Aim of the task >>
Below you will find a set of lines. Repeat them all exactly.

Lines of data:
··········
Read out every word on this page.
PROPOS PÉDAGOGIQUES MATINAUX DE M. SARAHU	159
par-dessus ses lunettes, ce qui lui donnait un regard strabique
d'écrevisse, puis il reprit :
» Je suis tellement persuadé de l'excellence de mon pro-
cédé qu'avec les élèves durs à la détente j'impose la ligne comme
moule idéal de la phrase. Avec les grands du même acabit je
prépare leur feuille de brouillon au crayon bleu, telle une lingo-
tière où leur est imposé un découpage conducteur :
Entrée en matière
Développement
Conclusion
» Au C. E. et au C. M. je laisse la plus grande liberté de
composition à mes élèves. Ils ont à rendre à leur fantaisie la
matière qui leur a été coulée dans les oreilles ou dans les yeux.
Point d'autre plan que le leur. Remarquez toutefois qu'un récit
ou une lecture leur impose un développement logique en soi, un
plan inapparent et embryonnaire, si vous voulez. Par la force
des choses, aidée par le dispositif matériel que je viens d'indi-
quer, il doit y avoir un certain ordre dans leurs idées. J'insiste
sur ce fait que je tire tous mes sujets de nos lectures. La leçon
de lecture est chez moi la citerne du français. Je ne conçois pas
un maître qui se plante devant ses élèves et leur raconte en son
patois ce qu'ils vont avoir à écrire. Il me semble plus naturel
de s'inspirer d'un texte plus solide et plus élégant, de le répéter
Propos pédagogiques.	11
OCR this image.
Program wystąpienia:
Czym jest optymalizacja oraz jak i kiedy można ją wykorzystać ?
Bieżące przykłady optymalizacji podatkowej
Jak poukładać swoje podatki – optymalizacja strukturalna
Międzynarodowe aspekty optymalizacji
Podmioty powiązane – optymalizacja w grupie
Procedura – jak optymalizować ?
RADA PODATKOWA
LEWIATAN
··········
Finished exercise >>
Read out every word on this page.
PROPOS PÉDAGOGIQUES MATINAUX DE M. SARAHU	159
par-dessus ses lunettes, ce qui lui donnait un regard strabique
d'écrevisse, puis il reprit :
» Je suis tellement persuadé de l'excellence de mon pro-
cédé qu'avec les élèves durs à la détente j'impose la ligne comme
moule idéal de la phrase. Avec les grands du même acabit je
prépare leur feuille de brouillon au crayon bleu, telle une lingo-
tière où leur est imposé un découpage conducteur :
Entrée en matière
Développement
Conclusion
» Au C. E. et au C. M. je laisse la plus grande liberté de
composition à mes élèves. Ils ont à rendre à leur fantaisie la
matière qui leur a été coulée dans les oreilles ou dans les yeux.
Point d'autre plan que le leur. Remarquez toutefois qu'un récit
ou une lecture leur impose un développement logique en soi, un
plan inapparent et embryonnaire, si vous voulez. Par la force
des choses, aidée par le dispositif matériel que je viens d'indi-
quer, il doit y avoir un certain ordre dans leurs idées. J'insiste
sur ce fait que je tire tous mes sujets de nos lectures. La leçon
de lecture est chez moi la citerne du français. Je ne conçois pas
un maître qui se plante devant ses élèves et leur raconte en son
patois ce qu'ils vont avoir à écrire. Il me semble plus naturel
de s'inspirer d'un texte plus solide et plus élégant, de le répéter
Propos pédagogiques.	11
OCR this image.
Program wystąpienia:
Czym jest optymalizacja oraz jak i kiedy można ją wykorzystać ?
Bieżące przykłady optymalizacji podatkowej
Jak poukładać swoje podatki – optymalizacja strukturalna
Międzynarodowe aspekty optymalizacji
Podmioty powiązane – optymalizacja w grupie
Procedura – jak optymalizować ?
RADA PODATKOWA
LEWIATAN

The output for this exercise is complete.